- _What the task requires_:
Write out the material exactly, leaving every picture behind.

[Extracted data entries]
########################################

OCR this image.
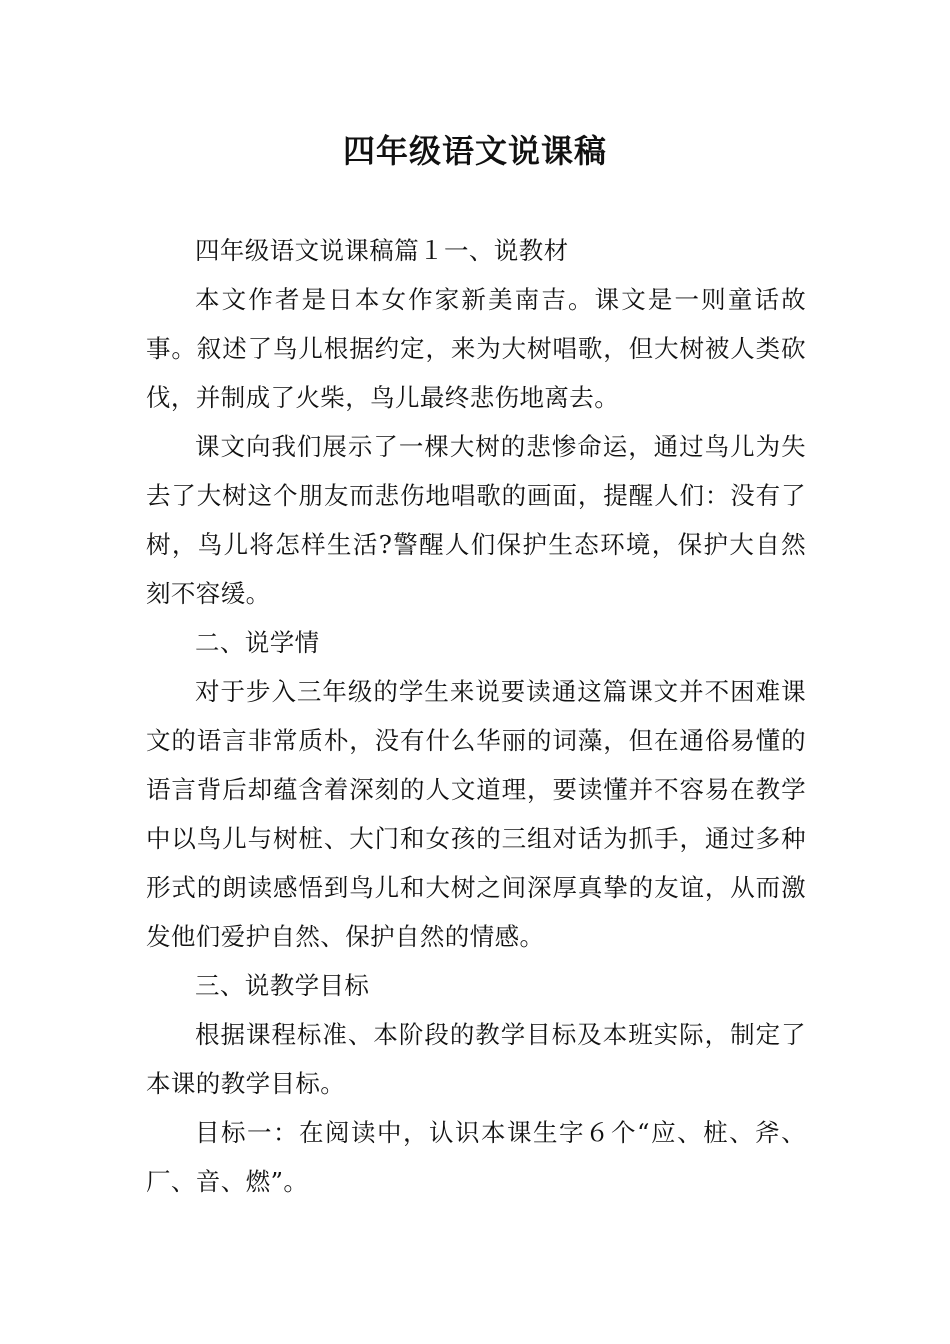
四年级语文说课稿

四年级语文说课稿篇１一、说教材

本文作者是日本女作家新美南吉。课文是一则童话故事。叙述了鸟儿根据约定，来为大树唱歌，但大树被人类砍伐，并制成了火柴，鸟儿最终悲伤地离去。

课文向我们展示了一棵大树的悲惨命运，通过鸟儿为失去了大树这个朋友而悲伤地唱歌的画面，提醒人们：没有了树，鸟儿将怎样生活?警醒人们保护生态环境，保护大自然刻不容缓。

二、说学情

对于步入三年级的学生来说要读通这篇课文并不困难课文的语言非常质朴，没有什么华丽的词藻，但在通俗易懂的语言背后却蕴含着深刻的人文道理，要读懂并不容易在教学中以鸟儿与树桩、大门和女孩的三组对话为抓手，通过多种形式的朗读感悟到鸟儿和大树之间深厚真挚的友谊，从而激发他们爱护自然、保护自然的情感。

三、说教学目标

根据课程标准、本阶段的教学目标及本班实际，制定了本课的教学目标。

目标一：在阅读中，认识本课生字６个“应、桩、斧、厂、音、燃”。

########################################

- _Solution to this task_:
OCR this image.
四年级语文说课稿

四年级语文说课稿篇１一、说教材

本文作者是日本女作家新美南吉。课文是一则童话故事。叙述了鸟儿根据约定，来为大树唱歌，但大树被人类砍伐，并制成了火柴，鸟儿最终悲伤地离去。

课文向我们展示了一棵大树的悲惨命运，通过鸟儿为失去了大树这个朋友而悲伤地唱歌的画面，提醒人们：没有了树，鸟儿将怎样生活?警醒人们保护生态环境，保护大自然刻不容缓。

二、说学情

对于步入三年级的学生来说要读通这篇课文并不困难课文的语言非常质朴，没有什么华丽的词藻，但在通俗易懂的语言背后却蕴含着深刻的人文道理，要读懂并不容易在教学中以鸟儿与树桩、大门和女孩的三组对话为抓手，通过多种形式的朗读感悟到鸟儿和大树之间深厚真挚的友谊，从而激发他们爱护自然、保护自然的情感。

三、说教学目标

根据课程标准、本阶段的教学目标及本班实际，制定了本课的教学目标。

目标一：在阅读中，认识本课生字６个“应、桩、斧、厂、音、燃”。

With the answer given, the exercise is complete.